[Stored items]

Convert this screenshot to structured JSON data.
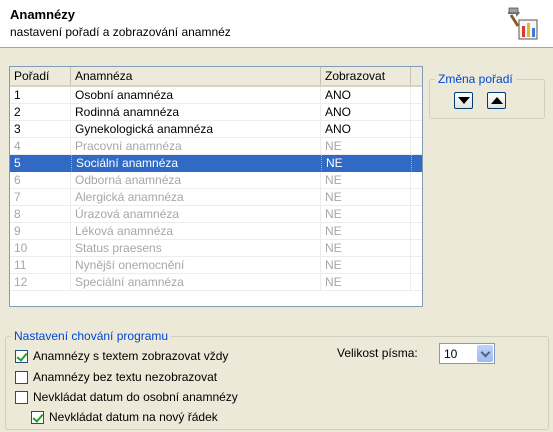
{
  "header": {
    "title": "Anamnézy",
    "subtitle": "nastavení pořadí a zobrazování anamnéz",
    "icon": "tools-settings-icon"
  },
  "list": {
    "columns": [
      "Pořadí",
      "Anamnéza",
      "Zobrazovat"
    ],
    "rows": [
      {
        "order": "1",
        "name": "Osobní anamnéza",
        "show": "ANO",
        "state": "enabled"
      },
      {
        "order": "2",
        "name": "Rodinná anamnéza",
        "show": "ANO",
        "state": "enabled"
      },
      {
        "order": "3",
        "name": "Gynekologická anamnéza",
        "show": "ANO",
        "state": "enabled"
      },
      {
        "order": "4",
        "name": "Pracovní anamnéza",
        "show": "NE",
        "state": "disabled"
      },
      {
        "order": "5",
        "name": "Sociální anamnéza",
        "show": "NE",
        "state": "selected"
      },
      {
        "order": "6",
        "name": "Odborná anamnéza",
        "show": "NE",
        "state": "disabled"
      },
      {
        "order": "7",
        "name": "Alergická anamnéza",
        "show": "NE",
        "state": "disabled"
      },
      {
        "order": "8",
        "name": "Úrazová anamnéza",
        "show": "NE",
        "state": "disabled"
      },
      {
        "order": "9",
        "name": "Léková anamnéza",
        "show": "NE",
        "state": "disabled"
      },
      {
        "order": "10",
        "name": "Status praesens",
        "show": "NE",
        "state": "disabled"
      },
      {
        "order": "11",
        "name": "Nynější onemocnění",
        "show": "NE",
        "state": "disabled"
      },
      {
        "order": "12",
        "name": "Speciální anamnéza",
        "show": "NE",
        "state": "disabled"
      }
    ]
  },
  "order_group": {
    "legend": "Změna pořadí",
    "down_icon": "arrow-down-icon",
    "up_icon": "arrow-up-icon"
  },
  "settings": {
    "legend": "Nastavení chování programu",
    "checkboxes": [
      {
        "label": "Anamnézy s textem zobrazovat vždy",
        "checked": true
      },
      {
        "label": "Anamnézy bez textu nezobrazovat",
        "checked": false
      },
      {
        "label": "Nevkládat datum do osobní anamnézy",
        "checked": false
      },
      {
        "label": "Nevkládat datum na nový řádek",
        "checked": true
      }
    ],
    "font_size_label": "Velikost písma:",
    "font_size_value": "10"
  },
  "colors": {
    "selection": "#316ac5",
    "group_legend": "#0046d5",
    "window_bg": "#ece9d8"
  }
}
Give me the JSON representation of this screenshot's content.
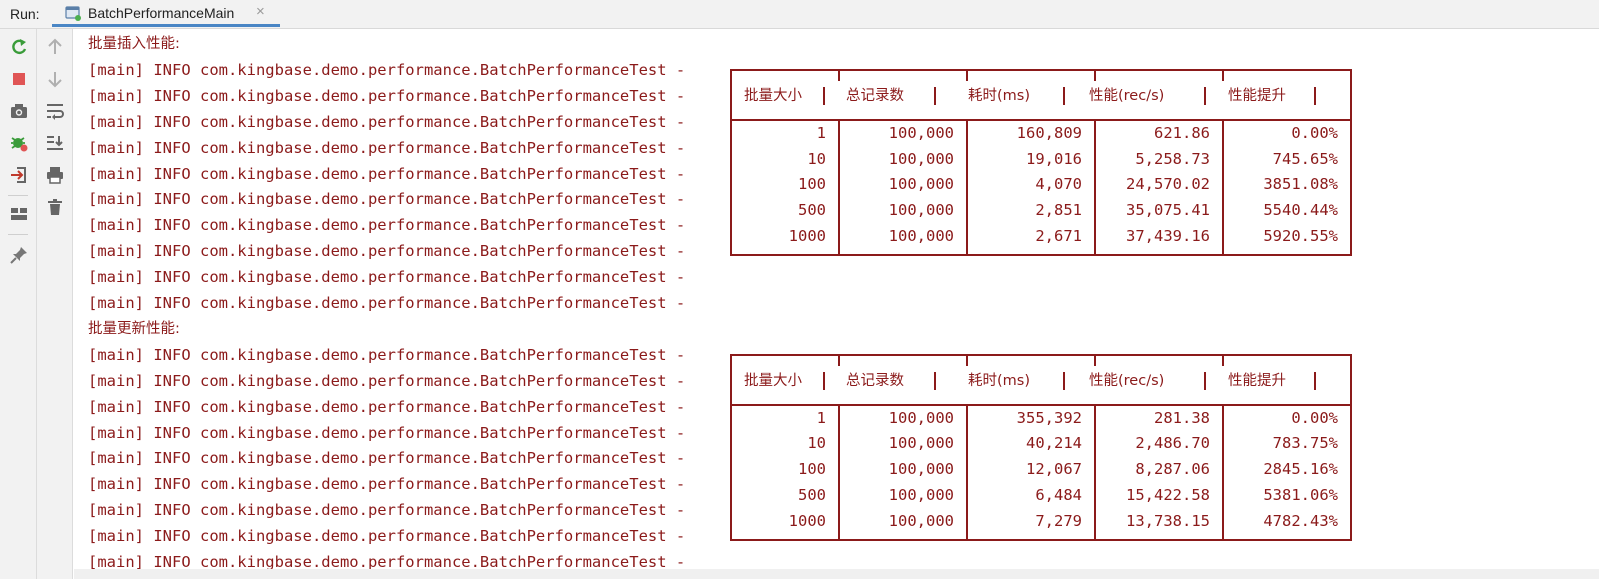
{
  "header": {
    "run_label": "Run:",
    "tab_title": "BatchPerformanceMain",
    "close_glyph": "×"
  },
  "toolbar_left": [
    {
      "name": "rerun-icon",
      "color": "#3a9c3a"
    },
    {
      "name": "stop-icon",
      "color": "#e05555"
    },
    {
      "name": "camera-icon",
      "color": "#666666"
    },
    {
      "name": "debug-settings-icon",
      "color": "#3a9c3a"
    },
    {
      "name": "login-icon",
      "color": "#c0392b"
    },
    {
      "name": "layout-icon",
      "color": "#666666"
    },
    {
      "name": "pin-icon",
      "color": "#777777"
    }
  ],
  "toolbar_right": [
    {
      "name": "up-arrow-icon"
    },
    {
      "name": "down-arrow-icon"
    },
    {
      "name": "soft-wrap-icon"
    },
    {
      "name": "scroll-to-end-icon"
    },
    {
      "name": "print-icon"
    },
    {
      "name": "trash-icon"
    }
  ],
  "console": {
    "log_prefix": "[main] INFO com.kingbase.demo.performance.BatchPerformanceTest -",
    "sections": [
      {
        "title": "批量插入性能:",
        "headers": [
          "批量大小",
          "总记录数",
          "耗时(ms)",
          "性能(rec/s)",
          "性能提升"
        ],
        "rows": [
          [
            "1",
            "100,000",
            "160,809",
            "621.86",
            "0.00%"
          ],
          [
            "10",
            "100,000",
            "19,016",
            "5,258.73",
            "745.65%"
          ],
          [
            "100",
            "100,000",
            "4,070",
            "24,570.02",
            "3851.08%"
          ],
          [
            "500",
            "100,000",
            "2,851",
            "35,075.41",
            "5540.44%"
          ],
          [
            "1000",
            "100,000",
            "2,671",
            "37,439.16",
            "5920.55%"
          ]
        ]
      },
      {
        "title": "批量更新性能:",
        "headers": [
          "批量大小",
          "总记录数",
          "耗时(ms)",
          "性能(rec/s)",
          "性能提升"
        ],
        "rows": [
          [
            "1",
            "100,000",
            "355,392",
            "281.38",
            "0.00%"
          ],
          [
            "10",
            "100,000",
            "40,214",
            "2,486.70",
            "783.75%"
          ],
          [
            "100",
            "100,000",
            "12,067",
            "8,287.06",
            "2845.16%"
          ],
          [
            "500",
            "100,000",
            "6,484",
            "15,422.58",
            "5381.06%"
          ],
          [
            "1000",
            "100,000",
            "7,279",
            "13,738.15",
            "4782.43%"
          ]
        ]
      }
    ]
  },
  "colors": {
    "log_text": "#8b1a1a",
    "tab_underline": "#4a86c5",
    "toolbar_bg": "#f2f2f2"
  }
}
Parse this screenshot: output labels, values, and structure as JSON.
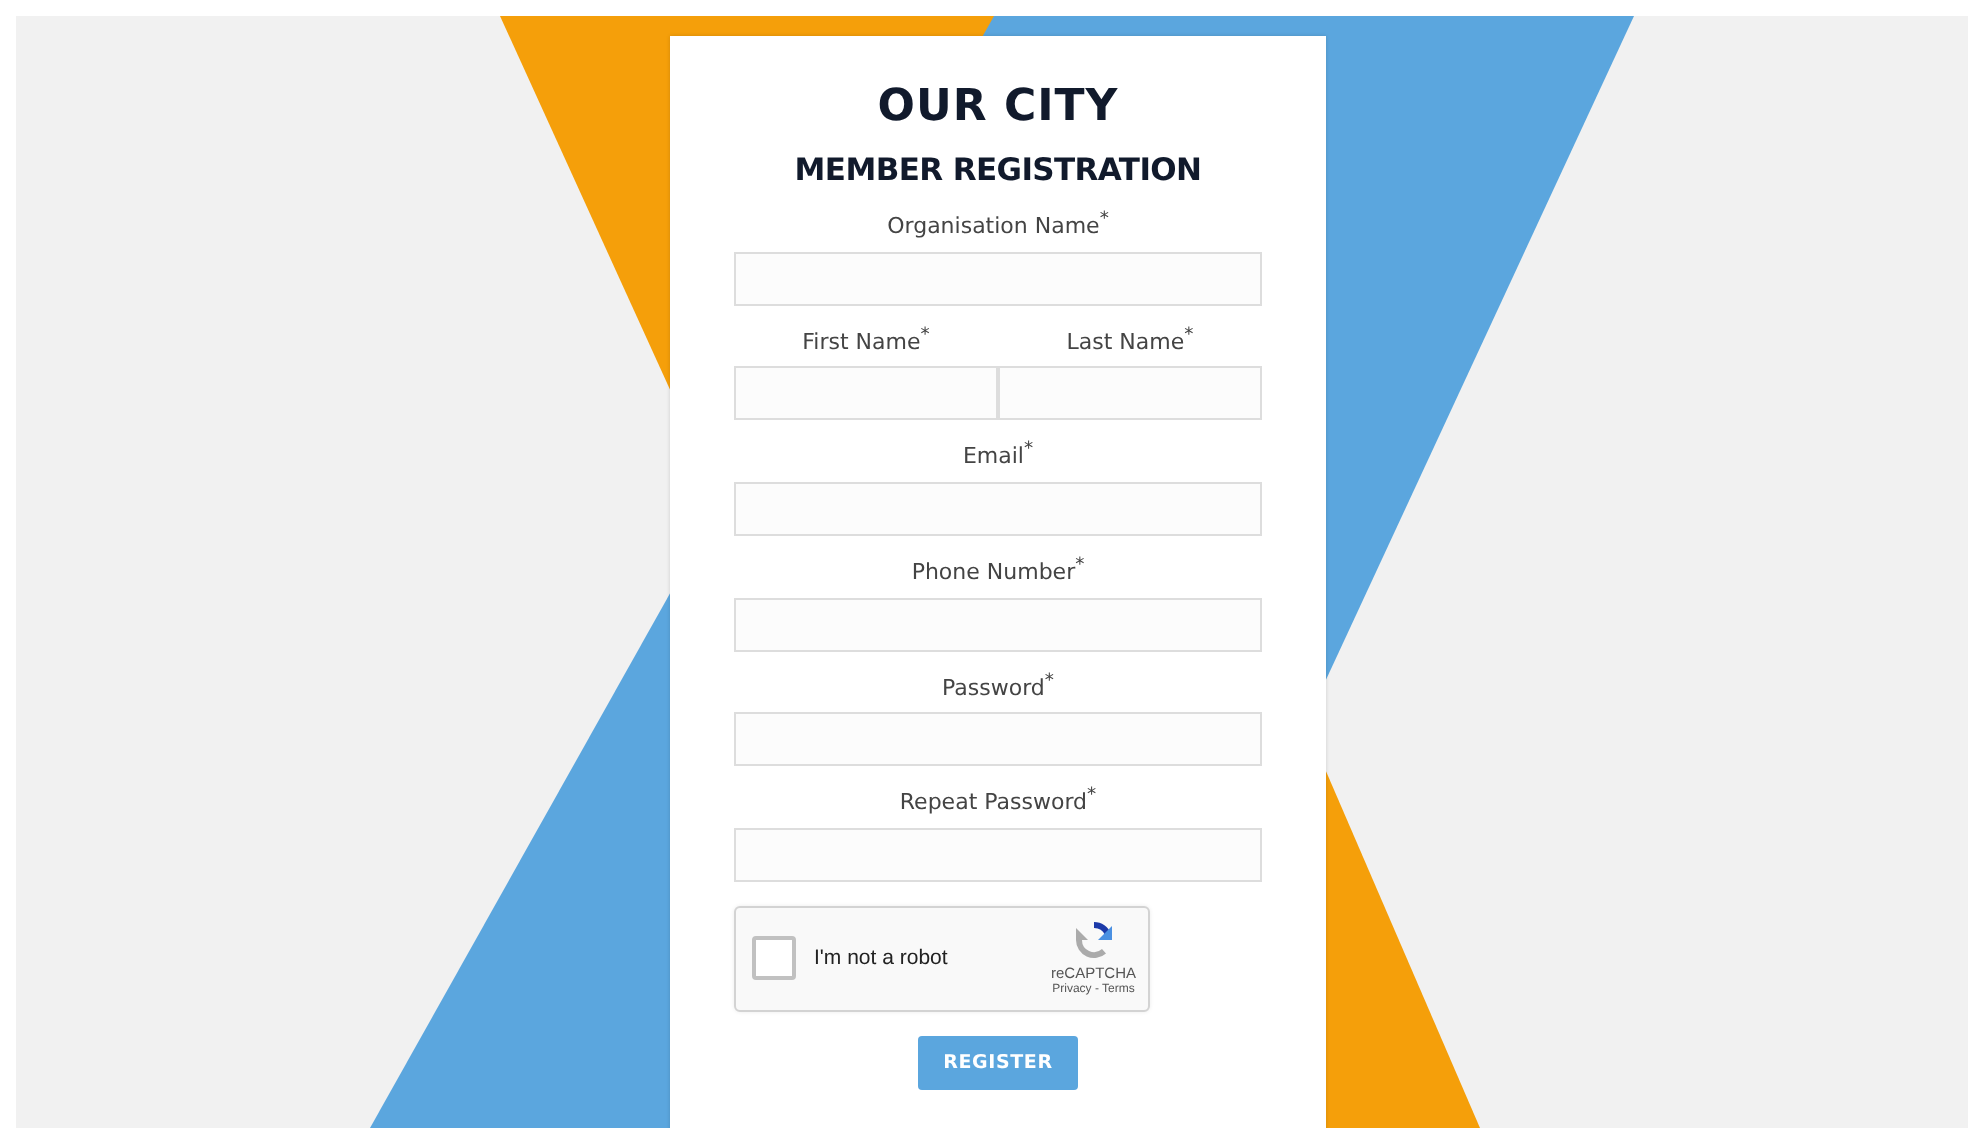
{
  "title": "OUR CITY",
  "subtitle": "MEMBER REGISTRATION",
  "rows": [
    {
      "fields": [
        {
          "label": "Organisation Name$^{*}$"
        }
      ]
    },
    {
      "fields": [
        {
          "label": "First Name$^{*}$"
        },
        {
          "label": "Last Name$^{*}$"
        }
      ]
    },
    {
      "fields": [
        {
          "label": "Email$^{*}$"
        }
      ]
    },
    {
      "fields": [
        {
          "label": "Phone Number$^{*}$"
        }
      ]
    },
    {
      "fields": [
        {
          "label": "Password$^{*}$"
        }
      ]
    },
    {
      "fields": [
        {
          "label": "Repeat Password$^{*}$"
        }
      ]
    }
  ],
  "captcha": {
    "label": "I'm not a robot",
    "checked": false,
    "brand": "reCAPTCHA",
    "links": "Privacy - Terms"
  },
  "button": "REGISTER"
}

**EXERCISE**
Using the entries above, find all lines with "screenshot". Copy them.

**ANSWER FOR THIS EXERCISE**
Convert this screenshot to structured JSON data.
Give me the JSON representation of this screenshot's content.
Parse this screenshot: output labels, values, and structure as JSON.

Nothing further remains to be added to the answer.